__GOAL OF THE EXERCISE__
Each line below needs to be repeated precisely as it is.

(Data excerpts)
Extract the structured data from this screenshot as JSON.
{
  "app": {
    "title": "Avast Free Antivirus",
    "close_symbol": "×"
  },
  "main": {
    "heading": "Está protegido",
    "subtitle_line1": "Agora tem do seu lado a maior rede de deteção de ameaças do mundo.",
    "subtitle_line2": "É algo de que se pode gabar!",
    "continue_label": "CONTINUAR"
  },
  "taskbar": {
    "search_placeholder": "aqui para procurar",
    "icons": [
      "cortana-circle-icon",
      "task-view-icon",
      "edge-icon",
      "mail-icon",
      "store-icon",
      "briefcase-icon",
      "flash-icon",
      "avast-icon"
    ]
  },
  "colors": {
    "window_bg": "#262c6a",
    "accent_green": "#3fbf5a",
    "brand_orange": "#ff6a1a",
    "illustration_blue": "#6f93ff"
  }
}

__RESULT OF THIS TASK__
Extract the structured data from this screenshot as JSON.
{
  "app": {
    "title": "Avast Free Antivirus",
    "close_symbol": "×"
  },
  "main": {
    "heading": "Está protegido",
    "subtitle_line1": "Agora tem do seu lado a maior rede de deteção de ameaças do mundo.",
    "subtitle_line2": "É algo de que se pode gabar!",
    "continue_label": "CONTINUAR"
  },
  "taskbar": {
    "search_placeholder": "aqui para procurar",
    "icons": [
      "cortana-circle-icon",
      "task-view-icon",
      "edge-icon",
      "mail-icon",
      "store-icon",
      "briefcase-icon",
      "flash-icon",
      "avast-icon"
    ]
  },
  "colors": {
    "window_bg": "#262c6a",
    "accent_green": "#3fbf5a",
    "brand_orange": "#ff6a1a",
    "illustration_blue": "#6f93ff"
  }
}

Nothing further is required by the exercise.